Data supplied |
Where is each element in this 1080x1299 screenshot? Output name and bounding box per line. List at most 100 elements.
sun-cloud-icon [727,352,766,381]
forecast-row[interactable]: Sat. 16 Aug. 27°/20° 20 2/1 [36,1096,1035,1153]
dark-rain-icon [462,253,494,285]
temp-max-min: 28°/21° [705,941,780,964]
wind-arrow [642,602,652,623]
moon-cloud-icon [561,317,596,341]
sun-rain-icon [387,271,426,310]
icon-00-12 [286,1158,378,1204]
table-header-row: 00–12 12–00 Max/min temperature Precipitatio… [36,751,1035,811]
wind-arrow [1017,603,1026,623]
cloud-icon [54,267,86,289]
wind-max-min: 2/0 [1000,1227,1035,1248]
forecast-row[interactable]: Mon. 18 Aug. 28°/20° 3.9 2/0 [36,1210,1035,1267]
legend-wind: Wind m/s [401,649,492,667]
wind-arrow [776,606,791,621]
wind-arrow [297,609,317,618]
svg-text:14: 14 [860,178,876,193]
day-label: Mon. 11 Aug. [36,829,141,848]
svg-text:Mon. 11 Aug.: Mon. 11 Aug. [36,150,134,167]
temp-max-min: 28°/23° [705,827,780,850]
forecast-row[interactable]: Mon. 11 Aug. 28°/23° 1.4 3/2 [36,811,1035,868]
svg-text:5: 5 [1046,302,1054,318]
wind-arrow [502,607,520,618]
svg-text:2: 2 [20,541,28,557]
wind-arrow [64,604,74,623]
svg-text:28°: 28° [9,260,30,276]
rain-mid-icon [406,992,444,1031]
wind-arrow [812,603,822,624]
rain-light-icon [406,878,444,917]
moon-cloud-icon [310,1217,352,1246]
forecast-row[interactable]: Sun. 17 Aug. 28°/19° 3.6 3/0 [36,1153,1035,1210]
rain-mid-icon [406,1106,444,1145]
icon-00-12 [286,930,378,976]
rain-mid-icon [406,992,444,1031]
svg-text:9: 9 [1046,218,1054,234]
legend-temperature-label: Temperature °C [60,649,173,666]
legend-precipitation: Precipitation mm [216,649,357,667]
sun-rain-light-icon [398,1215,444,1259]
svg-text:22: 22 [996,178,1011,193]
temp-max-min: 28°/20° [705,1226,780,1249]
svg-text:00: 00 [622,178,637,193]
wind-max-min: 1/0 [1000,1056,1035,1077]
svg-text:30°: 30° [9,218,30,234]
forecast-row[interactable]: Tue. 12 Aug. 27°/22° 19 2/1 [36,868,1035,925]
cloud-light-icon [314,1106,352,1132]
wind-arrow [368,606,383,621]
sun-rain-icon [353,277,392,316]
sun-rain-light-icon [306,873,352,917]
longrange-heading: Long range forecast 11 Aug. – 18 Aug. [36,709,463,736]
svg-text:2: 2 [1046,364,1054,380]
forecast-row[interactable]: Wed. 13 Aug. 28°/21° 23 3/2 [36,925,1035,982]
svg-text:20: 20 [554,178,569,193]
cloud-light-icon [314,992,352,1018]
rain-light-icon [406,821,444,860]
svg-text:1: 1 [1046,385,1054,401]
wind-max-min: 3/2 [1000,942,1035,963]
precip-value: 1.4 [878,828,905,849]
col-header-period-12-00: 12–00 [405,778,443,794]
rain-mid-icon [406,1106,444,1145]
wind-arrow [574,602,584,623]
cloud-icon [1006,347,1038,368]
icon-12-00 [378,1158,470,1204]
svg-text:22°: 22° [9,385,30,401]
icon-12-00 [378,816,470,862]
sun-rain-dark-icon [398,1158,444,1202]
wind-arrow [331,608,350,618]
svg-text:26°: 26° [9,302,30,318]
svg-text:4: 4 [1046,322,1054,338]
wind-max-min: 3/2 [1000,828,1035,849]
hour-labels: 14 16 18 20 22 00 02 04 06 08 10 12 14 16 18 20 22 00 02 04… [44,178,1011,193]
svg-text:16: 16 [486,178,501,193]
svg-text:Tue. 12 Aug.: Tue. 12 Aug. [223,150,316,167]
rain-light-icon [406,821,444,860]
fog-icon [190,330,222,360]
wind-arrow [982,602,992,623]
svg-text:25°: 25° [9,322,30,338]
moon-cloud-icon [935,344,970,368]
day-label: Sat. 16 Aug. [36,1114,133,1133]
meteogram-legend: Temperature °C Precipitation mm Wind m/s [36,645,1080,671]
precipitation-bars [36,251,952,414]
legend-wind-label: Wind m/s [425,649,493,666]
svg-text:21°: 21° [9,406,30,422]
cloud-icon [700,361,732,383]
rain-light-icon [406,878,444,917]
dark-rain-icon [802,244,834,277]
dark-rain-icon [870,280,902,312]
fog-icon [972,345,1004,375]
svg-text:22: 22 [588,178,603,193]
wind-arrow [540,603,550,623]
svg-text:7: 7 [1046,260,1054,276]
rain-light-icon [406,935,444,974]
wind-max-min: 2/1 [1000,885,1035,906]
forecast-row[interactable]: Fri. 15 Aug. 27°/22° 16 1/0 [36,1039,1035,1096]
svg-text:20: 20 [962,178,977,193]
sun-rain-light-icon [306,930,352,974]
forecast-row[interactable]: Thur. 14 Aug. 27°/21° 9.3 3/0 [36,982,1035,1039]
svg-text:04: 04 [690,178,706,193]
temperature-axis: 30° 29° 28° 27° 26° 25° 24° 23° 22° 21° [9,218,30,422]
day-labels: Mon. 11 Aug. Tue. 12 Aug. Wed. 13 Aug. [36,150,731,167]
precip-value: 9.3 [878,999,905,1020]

Goal |
Reproduce the material above line for line, keeping every character, number and bracket unchanged.

Answer below |
Where is each element in this 1080x1299 screenshot? Output name and bounding box per line. List at most 100 elements.
sun-cloud-icon [727,352,766,381]
forecast-row[interactable]: Sat. 16 Aug. 27°/20° 20 2/1 [36,1096,1035,1153]
dark-rain-icon [462,253,494,285]
temp-max-min: 28°/21° [705,941,780,964]
wind-arrow [642,602,652,623]
moon-cloud-icon [561,317,596,341]
sun-rain-icon [387,271,426,310]
icon-00-12 [286,1158,378,1204]
table-header-row: 00–12 12–00 Max/min temperature Precipitatio… [36,751,1035,811]
wind-arrow [1017,603,1026,623]
cloud-icon [54,267,86,289]
wind-max-min: 2/0 [1000,1227,1035,1248]
forecast-row[interactable]: Mon. 18 Aug. 28°/20° 3.9 2/0 [36,1210,1035,1267]
legend-wind: Wind m/s [401,649,492,667]
wind-arrow [776,606,791,621]
wind-arrow [297,609,317,618]
svg-text:14: 14 [860,178,876,193]
day-label: Mon. 11 Aug. [36,829,141,848]
svg-text:Mon. 11 Aug.: Mon. 11 Aug. [36,150,134,167]
temp-max-min: 28°/23° [705,827,780,850]
forecast-row[interactable]: Mon. 11 Aug. 28°/23° 1.4 3/2 [36,811,1035,868]
svg-text:5: 5 [1046,302,1054,318]
wind-arrow [502,607,520,618]
svg-text:2: 2 [20,541,28,557]
wind-arrow [64,604,74,623]
svg-text:28°: 28° [9,260,30,276]
rain-mid-icon [406,992,444,1031]
wind-arrow [812,603,822,624]
rain-light-icon [406,878,444,917]
moon-cloud-icon [310,1217,352,1246]
forecast-row[interactable]: Sun. 17 Aug. 28°/19° 3.6 3/0 [36,1153,1035,1210]
rain-mid-icon [406,1106,444,1145]
icon-00-12 [286,930,378,976]
rain-mid-icon [406,992,444,1031]
svg-text:9: 9 [1046,218,1054,234]
legend-temperature-label: Temperature °C [60,649,173,666]
legend-precipitation: Precipitation mm [216,649,357,667]
sun-rain-light-icon [398,1215,444,1259]
svg-text:22: 22 [996,178,1011,193]
temp-max-min: 28°/20° [705,1226,780,1249]
svg-text:00: 00 [622,178,637,193]
wind-max-min: 1/0 [1000,1056,1035,1077]
svg-text:30°: 30° [9,218,30,234]
forecast-row[interactable]: Tue. 12 Aug. 27°/22° 19 2/1 [36,868,1035,925]
cloud-light-icon [314,1106,352,1132]
wind-arrow [368,606,383,621]
sun-rain-icon [353,277,392,316]
sun-rain-light-icon [306,873,352,917]
longrange-heading: Long range forecast 11 Aug. – 18 Aug. [36,709,463,736]
svg-text:2: 2 [1046,364,1054,380]
forecast-row[interactable]: Wed. 13 Aug. 28°/21° 23 3/2 [36,925,1035,982]
svg-text:20: 20 [554,178,569,193]
cloud-light-icon [314,992,352,1018]
rain-light-icon [406,821,444,860]
svg-text:1: 1 [1046,385,1054,401]
wind-max-min: 3/2 [1000,942,1035,963]
precip-value: 1.4 [878,828,905,849]
col-header-period-12-00: 12–00 [405,778,443,794]
rain-mid-icon [406,1106,444,1145]
wind-arrow [574,602,584,623]
cloud-icon [1006,347,1038,368]
icon-12-00 [378,1158,470,1204]
svg-text:22°: 22° [9,385,30,401]
icon-12-00 [378,816,470,862]
sun-rain-dark-icon [398,1158,444,1202]
wind-arrow [331,608,350,618]
svg-text:26°: 26° [9,302,30,318]
svg-text:4: 4 [1046,322,1054,338]
wind-max-min: 3/2 [1000,828,1035,849]
hour-labels: 14 16 18 20 22 00 02 04 06 08 10 12 14 16 18 20 22 00 02 04… [44,178,1011,193]
svg-text:16: 16 [486,178,501,193]
svg-text:Tue. 12 Aug.: Tue. 12 Aug. [223,150,316,167]
rain-light-icon [406,821,444,860]
fog-icon [190,330,222,360]
wind-arrow [982,602,992,623]
svg-text:25°: 25° [9,322,30,338]
moon-cloud-icon [935,344,970,368]
day-label: Sat. 16 Aug. [36,1114,133,1133]
meteogram-legend: Temperature °C Precipitation mm Wind m/s [36,645,1080,671]
precipitation-bars [36,251,952,414]
legend-wind-label: Wind m/s [425,649,493,666]
svg-text:21°: 21° [9,406,30,422]
cloud-icon [700,361,732,383]
rain-light-icon [406,878,444,917]
dark-rain-icon [802,244,834,277]
dark-rain-icon [870,280,902,312]
fog-icon [972,345,1004,375]
svg-text:22: 22 [588,178,603,193]
wind-arrow [540,603,550,623]
svg-text:7: 7 [1046,260,1054,276]
rain-light-icon [406,935,444,974]
wind-max-min: 2/1 [1000,885,1035,906]
forecast-row[interactable]: Fri. 15 Aug. 27°/22° 16 1/0 [36,1039,1035,1096]
svg-text:20: 20 [962,178,977,193]
sun-rain-light-icon [306,930,352,974]
forecast-row[interactable]: Thur. 14 Aug. 27°/21° 9.3 3/0 [36,982,1035,1039]
svg-text:04: 04 [690,178,706,193]
temperature-axis: 30° 29° 28° 27° 26° 25° 24° 23° 22° 21° [9,218,30,422]
day-labels: Mon. 11 Aug. Tue. 12 Aug. Wed. 13 Aug. [36,150,731,167]
precip-value: 9.3 [878,999,905,1020]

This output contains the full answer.